** start **
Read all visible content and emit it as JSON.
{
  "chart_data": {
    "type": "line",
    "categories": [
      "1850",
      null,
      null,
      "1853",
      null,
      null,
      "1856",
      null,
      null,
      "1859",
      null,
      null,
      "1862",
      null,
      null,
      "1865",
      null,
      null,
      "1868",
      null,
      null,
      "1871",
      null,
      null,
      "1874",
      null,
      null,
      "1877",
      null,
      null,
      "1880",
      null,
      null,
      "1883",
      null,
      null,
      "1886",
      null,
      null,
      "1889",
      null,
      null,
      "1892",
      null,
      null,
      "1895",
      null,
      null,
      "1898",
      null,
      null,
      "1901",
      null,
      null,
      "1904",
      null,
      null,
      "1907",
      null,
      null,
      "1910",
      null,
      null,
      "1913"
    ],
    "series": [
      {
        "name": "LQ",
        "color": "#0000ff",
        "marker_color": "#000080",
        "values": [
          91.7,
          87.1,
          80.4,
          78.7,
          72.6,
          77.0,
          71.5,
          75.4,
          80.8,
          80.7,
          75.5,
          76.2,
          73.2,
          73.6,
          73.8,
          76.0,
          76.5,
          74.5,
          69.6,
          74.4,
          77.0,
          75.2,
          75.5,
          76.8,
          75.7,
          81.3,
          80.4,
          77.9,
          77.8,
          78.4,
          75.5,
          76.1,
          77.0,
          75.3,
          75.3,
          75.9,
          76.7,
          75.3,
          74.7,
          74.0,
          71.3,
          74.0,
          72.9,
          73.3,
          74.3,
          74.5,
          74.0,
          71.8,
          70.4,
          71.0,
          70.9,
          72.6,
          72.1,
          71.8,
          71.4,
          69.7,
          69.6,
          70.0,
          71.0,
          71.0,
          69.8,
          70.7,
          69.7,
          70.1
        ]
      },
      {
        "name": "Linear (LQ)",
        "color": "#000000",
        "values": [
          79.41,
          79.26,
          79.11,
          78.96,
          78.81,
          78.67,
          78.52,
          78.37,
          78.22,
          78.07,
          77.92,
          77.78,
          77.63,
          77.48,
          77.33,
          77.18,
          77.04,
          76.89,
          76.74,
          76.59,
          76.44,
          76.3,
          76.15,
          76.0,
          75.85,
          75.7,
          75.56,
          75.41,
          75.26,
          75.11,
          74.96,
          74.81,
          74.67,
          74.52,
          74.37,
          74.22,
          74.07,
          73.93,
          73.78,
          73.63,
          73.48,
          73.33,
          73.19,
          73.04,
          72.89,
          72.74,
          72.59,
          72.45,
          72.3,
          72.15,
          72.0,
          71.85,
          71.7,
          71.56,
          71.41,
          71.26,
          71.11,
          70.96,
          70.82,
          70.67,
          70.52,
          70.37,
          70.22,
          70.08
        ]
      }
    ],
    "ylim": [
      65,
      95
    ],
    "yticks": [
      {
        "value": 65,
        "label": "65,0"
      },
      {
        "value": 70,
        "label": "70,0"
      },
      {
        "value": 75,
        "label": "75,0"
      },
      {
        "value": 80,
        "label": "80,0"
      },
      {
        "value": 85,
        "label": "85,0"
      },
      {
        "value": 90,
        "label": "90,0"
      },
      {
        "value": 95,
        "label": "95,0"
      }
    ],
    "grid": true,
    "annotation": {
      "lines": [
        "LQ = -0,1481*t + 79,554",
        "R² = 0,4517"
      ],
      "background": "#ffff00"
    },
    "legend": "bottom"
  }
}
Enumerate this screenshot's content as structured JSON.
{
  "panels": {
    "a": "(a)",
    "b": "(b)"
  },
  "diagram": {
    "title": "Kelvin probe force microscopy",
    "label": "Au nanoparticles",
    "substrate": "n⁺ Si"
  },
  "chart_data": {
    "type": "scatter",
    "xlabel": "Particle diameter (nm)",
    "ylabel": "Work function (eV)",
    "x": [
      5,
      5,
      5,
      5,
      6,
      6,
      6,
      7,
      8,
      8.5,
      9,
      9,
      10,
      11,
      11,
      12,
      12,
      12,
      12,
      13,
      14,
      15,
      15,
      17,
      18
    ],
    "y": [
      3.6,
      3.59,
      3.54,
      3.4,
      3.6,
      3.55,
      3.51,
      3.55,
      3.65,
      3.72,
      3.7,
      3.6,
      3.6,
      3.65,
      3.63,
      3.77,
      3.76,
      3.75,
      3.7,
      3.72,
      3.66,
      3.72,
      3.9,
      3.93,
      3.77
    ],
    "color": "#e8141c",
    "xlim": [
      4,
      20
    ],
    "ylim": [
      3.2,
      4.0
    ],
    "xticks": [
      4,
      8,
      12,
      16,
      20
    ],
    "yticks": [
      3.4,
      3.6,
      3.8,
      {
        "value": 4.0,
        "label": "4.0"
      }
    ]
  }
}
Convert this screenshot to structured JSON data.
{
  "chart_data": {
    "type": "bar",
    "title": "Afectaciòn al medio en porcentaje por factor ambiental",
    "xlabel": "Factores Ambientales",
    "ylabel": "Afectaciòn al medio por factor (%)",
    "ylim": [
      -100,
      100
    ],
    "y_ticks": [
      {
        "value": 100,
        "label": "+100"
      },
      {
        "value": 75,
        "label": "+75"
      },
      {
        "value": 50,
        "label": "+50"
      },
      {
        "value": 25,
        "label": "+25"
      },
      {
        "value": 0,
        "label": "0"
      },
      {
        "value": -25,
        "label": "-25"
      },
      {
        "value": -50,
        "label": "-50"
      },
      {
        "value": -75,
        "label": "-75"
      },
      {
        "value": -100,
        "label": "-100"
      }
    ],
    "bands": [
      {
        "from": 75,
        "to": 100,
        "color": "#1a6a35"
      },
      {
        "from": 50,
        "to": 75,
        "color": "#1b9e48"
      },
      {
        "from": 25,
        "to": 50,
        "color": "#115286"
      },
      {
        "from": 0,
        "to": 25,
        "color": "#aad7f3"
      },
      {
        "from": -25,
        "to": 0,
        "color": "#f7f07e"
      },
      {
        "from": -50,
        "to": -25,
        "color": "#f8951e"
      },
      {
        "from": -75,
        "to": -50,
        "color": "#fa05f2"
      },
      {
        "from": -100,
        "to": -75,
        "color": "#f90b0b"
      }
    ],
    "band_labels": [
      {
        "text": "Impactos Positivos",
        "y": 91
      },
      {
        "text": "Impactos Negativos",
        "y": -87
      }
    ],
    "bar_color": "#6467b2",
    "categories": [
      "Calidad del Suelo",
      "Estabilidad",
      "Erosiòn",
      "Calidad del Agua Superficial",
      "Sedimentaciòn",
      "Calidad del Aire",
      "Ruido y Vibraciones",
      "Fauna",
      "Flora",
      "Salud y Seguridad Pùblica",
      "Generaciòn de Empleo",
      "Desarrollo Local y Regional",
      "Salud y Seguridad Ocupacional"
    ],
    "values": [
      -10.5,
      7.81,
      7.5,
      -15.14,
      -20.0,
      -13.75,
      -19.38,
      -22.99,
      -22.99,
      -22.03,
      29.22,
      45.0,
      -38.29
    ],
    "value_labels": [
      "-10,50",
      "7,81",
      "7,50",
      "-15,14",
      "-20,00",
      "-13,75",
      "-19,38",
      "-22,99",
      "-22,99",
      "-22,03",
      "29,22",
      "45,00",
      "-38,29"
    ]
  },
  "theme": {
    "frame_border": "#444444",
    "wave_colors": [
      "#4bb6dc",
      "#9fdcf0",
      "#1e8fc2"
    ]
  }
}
** end **
TASK PROMPT. Output each record precisely as given.

WORKED SOLUTION.
Read all visible content and emit it as JSON.
{
  "chart_data": {
    "type": "line",
    "categories": [
      "1850",
      null,
      null,
      "1853",
      null,
      null,
      "1856",
      null,
      null,
      "1859",
      null,
      null,
      "1862",
      null,
      null,
      "1865",
      null,
      null,
      "1868",
      null,
      null,
      "1871",
      null,
      null,
      "1874",
      null,
      null,
      "1877",
      null,
      null,
      "1880",
      null,
      null,
      "1883",
      null,
      null,
      "1886",
      null,
      null,
      "1889",
      null,
      null,
      "1892",
      null,
      null,
      "1895",
      null,
      null,
      "1898",
      null,
      null,
      "1901",
      null,
      null,
      "1904",
      null,
      null,
      "1907",
      null,
      null,
      "1910",
      null,
      null,
      "1913"
    ],
    "series": [
      {
        "name": "LQ",
        "color": "#0000ff",
        "marker_color": "#000080",
        "values": [
          91.7,
          87.1,
          80.4,
          78.7,
          72.6,
          77.0,
          71.5,
          75.4,
          80.8,
          80.7,
          75.5,
          76.2,
          73.2,
          73.6,
          73.8,
          76.0,
          76.5,
          74.5,
          69.6,
          74.4,
          77.0,
          75.2,
          75.5,
          76.8,
          75.7,
          81.3,
          80.4,
          77.9,
          77.8,
          78.4,
          75.5,
          76.1,
          77.0,
          75.3,
          75.3,
          75.9,
          76.7,
          75.3,
          74.7,
          74.0,
          71.3,
          74.0,
          72.9,
          73.3,
          74.3,
          74.5,
          74.0,
          71.8,
          70.4,
          71.0,
          70.9,
          72.6,
          72.1,
          71.8,
          71.4,
          69.7,
          69.6,
          70.0,
          71.0,
          71.0,
          69.8,
          70.7,
          69.7,
          70.1
        ]
      },
      {
        "name": "Linear (LQ)",
        "color": "#000000",
        "values": [
          79.41,
          79.26,
          79.11,
          78.96,
          78.81,
          78.67,
          78.52,
          78.37,
          78.22,
          78.07,
          77.92,
          77.78,
          77.63,
          77.48,
          77.33,
          77.18,
          77.04,
          76.89,
          76.74,
          76.59,
          76.44,
          76.3,
          76.15,
          76.0,
          75.85,
          75.7,
          75.56,
          75.41,
          75.26,
          75.11,
          74.96,
          74.81,
          74.67,
          74.52,
          74.37,
          74.22,
          74.07,
          73.93,
          73.78,
          73.63,
          73.48,
          73.33,
          73.19,
          73.04,
          72.89,
          72.74,
          72.59,
          72.45,
          72.3,
          72.15,
          72.0,
          71.85,
          71.7,
          71.56,
          71.41,
          71.26,
          71.11,
          70.96,
          70.82,
          70.67,
          70.52,
          70.37,
          70.22,
          70.08
        ]
      }
    ],
    "ylim": [
      65,
      95
    ],
    "yticks": [
      {
        "value": 65,
        "label": "65,0"
      },
      {
        "value": 70,
        "label": "70,0"
      },
      {
        "value": 75,
        "label": "75,0"
      },
      {
        "value": 80,
        "label": "80,0"
      },
      {
        "value": 85,
        "label": "85,0"
      },
      {
        "value": 90,
        "label": "90,0"
      },
      {
        "value": 95,
        "label": "95,0"
      }
    ],
    "grid": true,
    "annotation": {
      "lines": [
        "LQ = -0,1481*t + 79,554",
        "R² = 0,4517"
      ],
      "background": "#ffff00"
    },
    "legend": "bottom"
  }
}
Enumerate this screenshot's content as structured JSON.
{
  "panels": {
    "a": "(a)",
    "b": "(b)"
  },
  "diagram": {
    "title": "Kelvin probe force microscopy",
    "label": "Au nanoparticles",
    "substrate": "n⁺ Si"
  },
  "chart_data": {
    "type": "scatter",
    "xlabel": "Particle diameter (nm)",
    "ylabel": "Work function (eV)",
    "x": [
      5,
      5,
      5,
      5,
      6,
      6,
      6,
      7,
      8,
      8.5,
      9,
      9,
      10,
      11,
      11,
      12,
      12,
      12,
      12,
      13,
      14,
      15,
      15,
      17,
      18
    ],
    "y": [
      3.6,
      3.59,
      3.54,
      3.4,
      3.6,
      3.55,
      3.51,
      3.55,
      3.65,
      3.72,
      3.7,
      3.6,
      3.6,
      3.65,
      3.63,
      3.77,
      3.76,
      3.75,
      3.7,
      3.72,
      3.66,
      3.72,
      3.9,
      3.93,
      3.77
    ],
    "color": "#e8141c",
    "xlim": [
      4,
      20
    ],
    "ylim": [
      3.2,
      4.0
    ],
    "xticks": [
      4,
      8,
      12,
      16,
      20
    ],
    "yticks": [
      3.4,
      3.6,
      3.8,
      {
        "value": 4.0,
        "label": "4.0"
      }
    ]
  }
}
Convert this screenshot to structured JSON data.
{
  "chart_data": {
    "type": "bar",
    "title": "Afectaciòn al medio en porcentaje por factor ambiental",
    "xlabel": "Factores Ambientales",
    "ylabel": "Afectaciòn al medio por factor (%)",
    "ylim": [
      -100,
      100
    ],
    "y_ticks": [
      {
        "value": 100,
        "label": "+100"
      },
      {
        "value": 75,
        "label": "+75"
      },
      {
        "value": 50,
        "label": "+50"
      },
      {
        "value": 25,
        "label": "+25"
      },
      {
        "value": 0,
        "label": "0"
      },
      {
        "value": -25,
        "label": "-25"
      },
      {
        "value": -50,
        "label": "-50"
      },
      {
        "value": -75,
        "label": "-75"
      },
      {
        "value": -100,
        "label": "-100"
      }
    ],
    "bands": [
      {
        "from": 75,
        "to": 100,
        "color": "#1a6a35"
      },
      {
        "from": 50,
        "to": 75,
        "color": "#1b9e48"
      },
      {
        "from": 25,
        "to": 50,
        "color": "#115286"
      },
      {
        "from": 0,
        "to": 25,
        "color": "#aad7f3"
      },
      {
        "from": -25,
        "to": 0,
        "color": "#f7f07e"
      },
      {
        "from": -50,
        "to": -25,
        "color": "#f8951e"
      },
      {
        "from": -75,
        "to": -50,
        "color": "#fa05f2"
      },
      {
        "from": -100,
        "to": -75,
        "color": "#f90b0b"
      }
    ],
    "band_labels": [
      {
        "text": "Impactos Positivos",
        "y": 91
      },
      {
        "text": "Impactos Negativos",
        "y": -87
      }
    ],
    "bar_color": "#6467b2",
    "categories": [
      "Calidad del Suelo",
      "Estabilidad",
      "Erosiòn",
      "Calidad del Agua Superficial",
      "Sedimentaciòn",
      "Calidad del Aire",
      "Ruido y Vibraciones",
      "Fauna",
      "Flora",
      "Salud y Seguridad Pùblica",
      "Generaciòn de Empleo",
      "Desarrollo Local y Regional",
      "Salud y Seguridad Ocupacional"
    ],
    "values": [
      -10.5,
      7.81,
      7.5,
      -15.14,
      -20.0,
      -13.75,
      -19.38,
      -22.99,
      -22.99,
      -22.03,
      29.22,
      45.0,
      -38.29
    ],
    "value_labels": [
      "-10,50",
      "7,81",
      "7,50",
      "-15,14",
      "-20,00",
      "-13,75",
      "-19,38",
      "-22,99",
      "-22,99",
      "-22,03",
      "29,22",
      "45,00",
      "-38,29"
    ]
  },
  "theme": {
    "frame_border": "#444444",
    "wave_colors": [
      "#4bb6dc",
      "#9fdcf0",
      "#1e8fc2"
    ]
  }
}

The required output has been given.